» **YOUR GOAL**
Print the data exactly as it is given, please.

» **SUPPLIED DATA**

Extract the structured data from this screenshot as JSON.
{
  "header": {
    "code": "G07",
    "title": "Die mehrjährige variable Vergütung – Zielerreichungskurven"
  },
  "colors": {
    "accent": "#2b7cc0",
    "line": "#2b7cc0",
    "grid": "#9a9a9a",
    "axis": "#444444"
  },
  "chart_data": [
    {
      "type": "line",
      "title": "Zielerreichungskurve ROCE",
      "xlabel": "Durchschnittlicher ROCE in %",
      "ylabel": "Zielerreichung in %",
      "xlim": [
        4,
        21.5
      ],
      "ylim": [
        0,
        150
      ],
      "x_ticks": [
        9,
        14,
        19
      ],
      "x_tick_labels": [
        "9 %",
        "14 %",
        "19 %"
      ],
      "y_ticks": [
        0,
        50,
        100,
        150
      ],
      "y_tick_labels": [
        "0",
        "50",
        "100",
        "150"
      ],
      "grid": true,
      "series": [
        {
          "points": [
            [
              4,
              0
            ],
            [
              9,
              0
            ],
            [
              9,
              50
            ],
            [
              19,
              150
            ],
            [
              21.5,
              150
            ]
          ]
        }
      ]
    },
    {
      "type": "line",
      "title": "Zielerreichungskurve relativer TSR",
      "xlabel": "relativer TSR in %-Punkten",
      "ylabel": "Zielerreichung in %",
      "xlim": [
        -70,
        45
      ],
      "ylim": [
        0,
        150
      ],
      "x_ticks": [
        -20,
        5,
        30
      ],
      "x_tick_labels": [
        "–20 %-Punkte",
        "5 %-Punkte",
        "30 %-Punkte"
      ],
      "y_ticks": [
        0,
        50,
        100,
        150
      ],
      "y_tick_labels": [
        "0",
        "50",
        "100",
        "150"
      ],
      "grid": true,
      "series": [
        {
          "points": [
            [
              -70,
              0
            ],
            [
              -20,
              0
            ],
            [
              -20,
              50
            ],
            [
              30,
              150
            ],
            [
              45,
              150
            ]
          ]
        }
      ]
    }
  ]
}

» **RESPONSE TO THE EXERCISE**
Extract the structured data from this screenshot as JSON.
{
  "header": {
    "code": "G07",
    "title": "Die mehrjährige variable Vergütung – Zielerreichungskurven"
  },
  "colors": {
    "accent": "#2b7cc0",
    "line": "#2b7cc0",
    "grid": "#9a9a9a",
    "axis": "#444444"
  },
  "chart_data": [
    {
      "type": "line",
      "title": "Zielerreichungskurve ROCE",
      "xlabel": "Durchschnittlicher ROCE in %",
      "ylabel": "Zielerreichung in %",
      "xlim": [
        4,
        21.5
      ],
      "ylim": [
        0,
        150
      ],
      "x_ticks": [
        9,
        14,
        19
      ],
      "x_tick_labels": [
        "9 %",
        "14 %",
        "19 %"
      ],
      "y_ticks": [
        0,
        50,
        100,
        150
      ],
      "y_tick_labels": [
        "0",
        "50",
        "100",
        "150"
      ],
      "grid": true,
      "series": [
        {
          "points": [
            [
              4,
              0
            ],
            [
              9,
              0
            ],
            [
              9,
              50
            ],
            [
              19,
              150
            ],
            [
              21.5,
              150
            ]
          ]
        }
      ]
    },
    {
      "type": "line",
      "title": "Zielerreichungskurve relativer TSR",
      "xlabel": "relativer TSR in %-Punkten",
      "ylabel": "Zielerreichung in %",
      "xlim": [
        -70,
        45
      ],
      "ylim": [
        0,
        150
      ],
      "x_ticks": [
        -20,
        5,
        30
      ],
      "x_tick_labels": [
        "–20 %-Punkte",
        "5 %-Punkte",
        "30 %-Punkte"
      ],
      "y_ticks": [
        0,
        50,
        100,
        150
      ],
      "y_tick_labels": [
        "0",
        "50",
        "100",
        "150"
      ],
      "grid": true,
      "series": [
        {
          "points": [
            [
              -70,
              0
            ],
            [
              -20,
              0
            ],
            [
              -20,
              50
            ],
            [
              30,
              150
            ],
            [
              45,
              150
            ]
          ]
        }
      ]
    }
  ]
}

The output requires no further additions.